EXERCISE AIM.
Wherever the string "Speed" appears in the listing, copy that line.

+++

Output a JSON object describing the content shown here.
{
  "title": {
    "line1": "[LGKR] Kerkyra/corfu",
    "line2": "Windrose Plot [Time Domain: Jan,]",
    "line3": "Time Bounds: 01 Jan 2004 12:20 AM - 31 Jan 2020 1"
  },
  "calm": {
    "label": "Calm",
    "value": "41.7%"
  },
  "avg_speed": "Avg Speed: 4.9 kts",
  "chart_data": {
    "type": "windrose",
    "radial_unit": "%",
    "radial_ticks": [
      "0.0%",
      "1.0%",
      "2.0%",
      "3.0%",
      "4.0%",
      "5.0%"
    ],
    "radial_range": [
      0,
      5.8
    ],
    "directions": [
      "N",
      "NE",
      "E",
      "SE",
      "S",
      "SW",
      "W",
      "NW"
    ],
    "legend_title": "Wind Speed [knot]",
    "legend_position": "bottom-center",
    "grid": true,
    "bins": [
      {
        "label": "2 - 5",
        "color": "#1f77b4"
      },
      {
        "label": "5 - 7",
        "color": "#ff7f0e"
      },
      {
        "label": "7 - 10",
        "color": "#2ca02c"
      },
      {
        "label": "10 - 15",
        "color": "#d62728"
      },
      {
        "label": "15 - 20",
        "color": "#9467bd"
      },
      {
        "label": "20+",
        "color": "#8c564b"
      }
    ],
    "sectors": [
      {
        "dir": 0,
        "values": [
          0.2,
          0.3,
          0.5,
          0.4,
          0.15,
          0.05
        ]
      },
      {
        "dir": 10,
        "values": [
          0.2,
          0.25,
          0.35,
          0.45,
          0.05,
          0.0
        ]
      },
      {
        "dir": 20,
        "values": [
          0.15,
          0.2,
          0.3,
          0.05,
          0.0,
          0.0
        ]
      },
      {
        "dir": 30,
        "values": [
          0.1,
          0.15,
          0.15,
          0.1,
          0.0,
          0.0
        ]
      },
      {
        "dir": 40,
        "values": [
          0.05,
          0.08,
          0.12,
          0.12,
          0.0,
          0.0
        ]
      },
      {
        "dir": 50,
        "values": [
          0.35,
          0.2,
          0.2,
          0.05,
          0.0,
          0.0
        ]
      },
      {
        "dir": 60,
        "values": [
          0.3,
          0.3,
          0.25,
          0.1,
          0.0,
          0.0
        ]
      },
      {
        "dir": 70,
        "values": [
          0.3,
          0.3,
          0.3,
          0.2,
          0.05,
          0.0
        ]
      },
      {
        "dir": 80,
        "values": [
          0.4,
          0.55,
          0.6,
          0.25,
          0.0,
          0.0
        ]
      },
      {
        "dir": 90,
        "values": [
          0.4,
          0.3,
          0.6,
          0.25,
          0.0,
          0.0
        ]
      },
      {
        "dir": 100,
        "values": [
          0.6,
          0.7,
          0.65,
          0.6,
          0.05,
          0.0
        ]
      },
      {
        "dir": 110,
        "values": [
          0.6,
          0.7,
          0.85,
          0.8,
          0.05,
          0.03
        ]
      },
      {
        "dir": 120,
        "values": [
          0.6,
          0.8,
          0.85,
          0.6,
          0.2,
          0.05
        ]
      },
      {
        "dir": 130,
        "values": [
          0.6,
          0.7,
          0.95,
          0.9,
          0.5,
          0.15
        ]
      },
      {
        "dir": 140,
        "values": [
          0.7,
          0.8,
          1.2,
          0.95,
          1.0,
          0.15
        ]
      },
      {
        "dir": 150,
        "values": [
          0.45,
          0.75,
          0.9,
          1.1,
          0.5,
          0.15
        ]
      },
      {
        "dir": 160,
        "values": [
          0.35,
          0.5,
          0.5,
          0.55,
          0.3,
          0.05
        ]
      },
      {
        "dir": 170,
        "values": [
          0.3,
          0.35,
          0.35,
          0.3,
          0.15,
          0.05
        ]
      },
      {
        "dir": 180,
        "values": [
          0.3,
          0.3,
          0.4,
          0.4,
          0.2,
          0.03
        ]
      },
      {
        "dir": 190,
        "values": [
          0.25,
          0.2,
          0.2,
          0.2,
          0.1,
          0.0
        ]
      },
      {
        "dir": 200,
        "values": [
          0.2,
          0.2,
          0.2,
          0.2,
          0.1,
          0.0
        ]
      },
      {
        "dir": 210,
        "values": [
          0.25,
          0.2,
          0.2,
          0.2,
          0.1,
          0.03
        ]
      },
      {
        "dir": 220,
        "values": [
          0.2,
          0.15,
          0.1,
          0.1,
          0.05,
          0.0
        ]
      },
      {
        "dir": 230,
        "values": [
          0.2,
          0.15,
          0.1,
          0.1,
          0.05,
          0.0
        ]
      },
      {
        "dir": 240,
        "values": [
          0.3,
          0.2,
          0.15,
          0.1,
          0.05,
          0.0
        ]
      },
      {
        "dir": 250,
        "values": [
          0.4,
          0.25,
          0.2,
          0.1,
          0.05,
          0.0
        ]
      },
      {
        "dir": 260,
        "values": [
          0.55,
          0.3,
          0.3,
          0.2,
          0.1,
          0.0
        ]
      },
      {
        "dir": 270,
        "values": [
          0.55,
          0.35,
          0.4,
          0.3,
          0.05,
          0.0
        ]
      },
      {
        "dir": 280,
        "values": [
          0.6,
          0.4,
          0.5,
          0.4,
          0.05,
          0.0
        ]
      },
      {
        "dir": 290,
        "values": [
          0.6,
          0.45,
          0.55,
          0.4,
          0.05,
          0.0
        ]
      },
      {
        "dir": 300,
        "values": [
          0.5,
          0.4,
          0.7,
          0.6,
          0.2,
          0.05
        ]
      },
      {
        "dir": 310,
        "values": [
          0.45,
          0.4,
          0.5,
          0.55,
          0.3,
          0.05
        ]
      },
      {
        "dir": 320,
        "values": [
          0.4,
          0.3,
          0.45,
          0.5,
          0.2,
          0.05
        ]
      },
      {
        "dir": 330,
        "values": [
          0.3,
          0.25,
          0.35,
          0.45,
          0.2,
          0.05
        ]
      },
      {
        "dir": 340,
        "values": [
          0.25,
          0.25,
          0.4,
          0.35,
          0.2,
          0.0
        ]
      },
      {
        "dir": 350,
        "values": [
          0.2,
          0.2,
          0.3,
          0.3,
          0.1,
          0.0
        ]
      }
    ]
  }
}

+++

WRITTEN SOLUTION.
  "avg_speed": "Avg Speed: 4.9 kts",
    "legend_title": "Wind Speed [knot]",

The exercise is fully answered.